++++ Dataset records ++++
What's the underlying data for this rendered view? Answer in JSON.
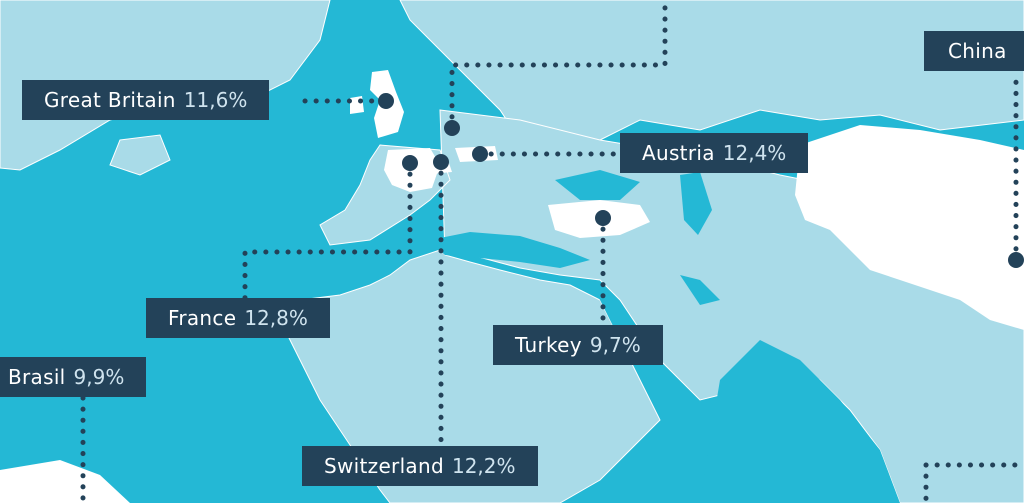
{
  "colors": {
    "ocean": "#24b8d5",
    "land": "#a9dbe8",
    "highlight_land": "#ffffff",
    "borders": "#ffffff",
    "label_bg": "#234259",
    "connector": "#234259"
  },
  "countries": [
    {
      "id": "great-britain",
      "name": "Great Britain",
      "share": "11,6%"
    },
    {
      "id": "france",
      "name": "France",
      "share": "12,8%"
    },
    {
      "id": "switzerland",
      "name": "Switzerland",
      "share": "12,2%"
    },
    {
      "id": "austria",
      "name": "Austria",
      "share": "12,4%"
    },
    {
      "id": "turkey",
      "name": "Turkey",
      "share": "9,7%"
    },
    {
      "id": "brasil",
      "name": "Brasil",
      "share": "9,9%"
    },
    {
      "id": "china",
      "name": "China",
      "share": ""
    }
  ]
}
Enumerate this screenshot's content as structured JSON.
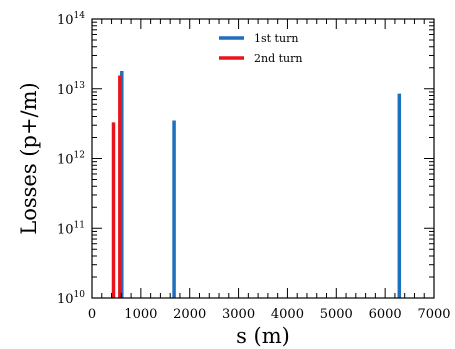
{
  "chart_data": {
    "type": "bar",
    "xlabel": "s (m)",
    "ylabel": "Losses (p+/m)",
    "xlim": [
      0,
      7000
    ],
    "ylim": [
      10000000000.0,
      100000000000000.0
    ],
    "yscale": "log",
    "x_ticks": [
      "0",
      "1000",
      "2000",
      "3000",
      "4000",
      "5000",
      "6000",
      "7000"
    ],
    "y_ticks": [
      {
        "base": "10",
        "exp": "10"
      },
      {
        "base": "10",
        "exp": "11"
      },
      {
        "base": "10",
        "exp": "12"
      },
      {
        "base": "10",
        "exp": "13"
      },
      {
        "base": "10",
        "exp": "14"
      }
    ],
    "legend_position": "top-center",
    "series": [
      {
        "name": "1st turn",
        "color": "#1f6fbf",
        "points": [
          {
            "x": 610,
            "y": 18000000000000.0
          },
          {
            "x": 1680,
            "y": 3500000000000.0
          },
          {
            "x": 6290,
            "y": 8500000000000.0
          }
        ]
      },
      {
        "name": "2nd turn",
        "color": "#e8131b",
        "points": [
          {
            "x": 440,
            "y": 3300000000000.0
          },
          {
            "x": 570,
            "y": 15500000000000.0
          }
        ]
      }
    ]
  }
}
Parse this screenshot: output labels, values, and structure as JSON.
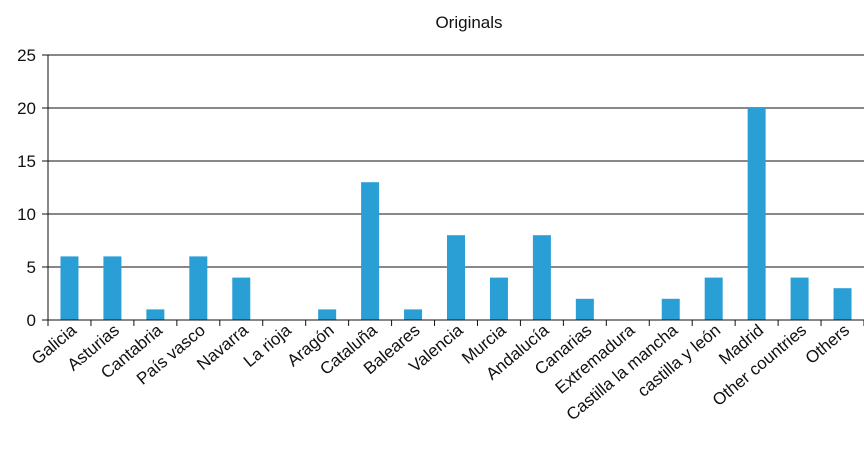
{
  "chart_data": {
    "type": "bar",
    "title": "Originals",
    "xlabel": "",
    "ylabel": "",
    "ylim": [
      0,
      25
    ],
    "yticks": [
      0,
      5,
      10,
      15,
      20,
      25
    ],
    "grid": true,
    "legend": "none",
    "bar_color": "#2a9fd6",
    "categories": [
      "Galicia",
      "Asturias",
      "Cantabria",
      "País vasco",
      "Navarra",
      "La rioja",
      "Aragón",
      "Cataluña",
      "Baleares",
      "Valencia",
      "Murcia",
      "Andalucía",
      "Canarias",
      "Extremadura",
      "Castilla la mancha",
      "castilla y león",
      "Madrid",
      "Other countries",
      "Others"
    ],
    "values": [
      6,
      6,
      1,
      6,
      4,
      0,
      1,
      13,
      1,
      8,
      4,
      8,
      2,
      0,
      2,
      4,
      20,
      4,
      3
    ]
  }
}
++++
§ **Exercise objective**: All of the material above should be reproduced exactly, except the pictures.

§ **Full response**:
What's the underlying data for this rendered view? Answer in JSON.
{
  "colors": {
    "ocean": "#24b8d5",
    "land": "#a9dbe8",
    "highlight_land": "#ffffff",
    "borders": "#ffffff",
    "label_bg": "#234259",
    "connector": "#234259"
  },
  "countries": [
    {
      "id": "great-britain",
      "name": "Great Britain",
      "share": "11,6%"
    },
    {
      "id": "france",
      "name": "France",
      "share": "12,8%"
    },
    {
      "id": "switzerland",
      "name": "Switzerland",
      "share": "12,2%"
    },
    {
      "id": "austria",
      "name": "Austria",
      "share": "12,4%"
    },
    {
      "id": "turkey",
      "name": "Turkey",
      "share": "9,7%"
    },
    {
      "id": "brasil",
      "name": "Brasil",
      "share": "9,9%"
    },
    {
      "id": "china",
      "name": "China",
      "share": ""
    }
  ]
}
Enumerate this screenshot's content as structured JSON.
{
  "chart_data": {
    "type": "bar",
    "xlabel": "s (m)",
    "ylabel": "Losses (p+/m)",
    "xlim": [
      0,
      7000
    ],
    "ylim": [
      10000000000.0,
      100000000000000.0
    ],
    "yscale": "log",
    "x_ticks": [
      "0",
      "1000",
      "2000",
      "3000",
      "4000",
      "5000",
      "6000",
      "7000"
    ],
    "y_ticks": [
      {
        "base": "10",
        "exp": "10"
      },
      {
        "base": "10",
        "exp": "11"
      },
      {
        "base": "10",
        "exp": "12"
      },
      {
        "base": "10",
        "exp": "13"
      },
      {
        "base": "10",
        "exp": "14"
      }
    ],
    "legend_position": "top-center",
    "series": [
      {
        "name": "1st turn",
        "color": "#1f6fbf",
        "points": [
          {
            "x": 610,
            "y": 18000000000000.0
          },
          {
            "x": 1680,
            "y": 3500000000000.0
          },
          {
            "x": 6290,
            "y": 8500000000000.0
          }
        ]
      },
      {
        "name": "2nd turn",
        "color": "#e8131b",
        "points": [
          {
            "x": 440,
            "y": 3300000000000.0
          },
          {
            "x": 570,
            "y": 15500000000000.0
          }
        ]
      }
    ]
  }
}
Parse this screenshot: output labels, values, and structure as JSON.
{
  "chart_data": {
    "type": "bar",
    "title": "Originals",
    "xlabel": "",
    "ylabel": "",
    "ylim": [
      0,
      25
    ],
    "yticks": [
      0,
      5,
      10,
      15,
      20,
      25
    ],
    "grid": true,
    "legend": "none",
    "bar_color": "#2a9fd6",
    "categories": [
      "Galicia",
      "Asturias",
      "Cantabria",
      "País vasco",
      "Navarra",
      "La rioja",
      "Aragón",
      "Cataluña",
      "Baleares",
      "Valencia",
      "Murcia",
      "Andalucía",
      "Canarias",
      "Extremadura",
      "Castilla la mancha",
      "castilla y león",
      "Madrid",
      "Other countries",
      "Others"
    ],
    "values": [
      6,
      6,
      1,
      6,
      4,
      0,
      1,
      13,
      1,
      8,
      4,
      8,
      2,
      0,
      2,
      4,
      20,
      4,
      3
    ]
  }
}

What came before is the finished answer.